- GIVEN REQUEST -
Transcribe each of the records below exactly, excluding all pictures.

- DATA PROVIDED -
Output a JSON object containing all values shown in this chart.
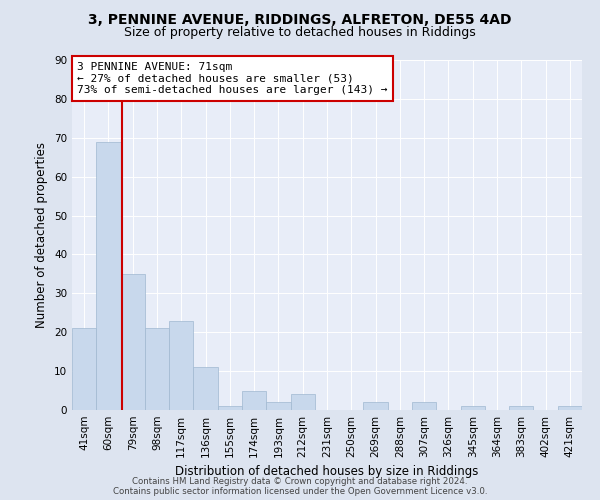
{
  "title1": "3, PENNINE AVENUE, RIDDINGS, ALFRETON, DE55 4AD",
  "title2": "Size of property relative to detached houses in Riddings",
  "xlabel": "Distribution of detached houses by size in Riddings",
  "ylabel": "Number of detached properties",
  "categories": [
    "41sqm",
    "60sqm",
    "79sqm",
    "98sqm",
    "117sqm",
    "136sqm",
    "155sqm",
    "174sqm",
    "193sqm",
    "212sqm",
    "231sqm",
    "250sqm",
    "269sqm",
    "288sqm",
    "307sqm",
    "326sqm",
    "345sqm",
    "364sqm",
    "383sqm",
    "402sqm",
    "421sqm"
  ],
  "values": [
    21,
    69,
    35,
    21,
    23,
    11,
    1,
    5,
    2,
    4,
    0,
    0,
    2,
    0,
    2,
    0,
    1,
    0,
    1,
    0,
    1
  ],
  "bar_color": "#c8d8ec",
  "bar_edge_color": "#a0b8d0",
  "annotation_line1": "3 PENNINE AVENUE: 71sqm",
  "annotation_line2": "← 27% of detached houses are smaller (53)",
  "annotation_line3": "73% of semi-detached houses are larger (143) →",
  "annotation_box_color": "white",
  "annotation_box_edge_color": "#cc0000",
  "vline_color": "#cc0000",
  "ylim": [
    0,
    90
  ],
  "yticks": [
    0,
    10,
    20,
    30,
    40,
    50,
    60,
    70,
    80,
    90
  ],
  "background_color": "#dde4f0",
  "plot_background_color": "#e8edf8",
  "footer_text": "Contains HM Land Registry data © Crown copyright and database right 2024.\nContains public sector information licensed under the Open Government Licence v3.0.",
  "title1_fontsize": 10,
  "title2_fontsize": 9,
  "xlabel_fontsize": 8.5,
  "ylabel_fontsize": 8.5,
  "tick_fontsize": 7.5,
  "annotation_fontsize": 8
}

- WRITTEN SOLUTION -
Output a JSON object containing all values shown in this chart.
{
  "title1": "3, PENNINE AVENUE, RIDDINGS, ALFRETON, DE55 4AD",
  "title2": "Size of property relative to detached houses in Riddings",
  "xlabel": "Distribution of detached houses by size in Riddings",
  "ylabel": "Number of detached properties",
  "categories": [
    "41sqm",
    "60sqm",
    "79sqm",
    "98sqm",
    "117sqm",
    "136sqm",
    "155sqm",
    "174sqm",
    "193sqm",
    "212sqm",
    "231sqm",
    "250sqm",
    "269sqm",
    "288sqm",
    "307sqm",
    "326sqm",
    "345sqm",
    "364sqm",
    "383sqm",
    "402sqm",
    "421sqm"
  ],
  "values": [
    21,
    69,
    35,
    21,
    23,
    11,
    1,
    5,
    2,
    4,
    0,
    0,
    2,
    0,
    2,
    0,
    1,
    0,
    1,
    0,
    1
  ],
  "bar_color": "#c8d8ec",
  "bar_edge_color": "#a0b8d0",
  "annotation_line1": "3 PENNINE AVENUE: 71sqm",
  "annotation_line2": "← 27% of detached houses are smaller (53)",
  "annotation_line3": "73% of semi-detached houses are larger (143) →",
  "annotation_box_color": "white",
  "annotation_box_edge_color": "#cc0000",
  "vline_color": "#cc0000",
  "ylim": [
    0,
    90
  ],
  "yticks": [
    0,
    10,
    20,
    30,
    40,
    50,
    60,
    70,
    80,
    90
  ],
  "background_color": "#dde4f0",
  "plot_background_color": "#e8edf8",
  "footer_text": "Contains HM Land Registry data © Crown copyright and database right 2024.\nContains public sector information licensed under the Open Government Licence v3.0.",
  "title1_fontsize": 10,
  "title2_fontsize": 9,
  "xlabel_fontsize": 8.5,
  "ylabel_fontsize": 8.5,
  "tick_fontsize": 7.5,
  "annotation_fontsize": 8
}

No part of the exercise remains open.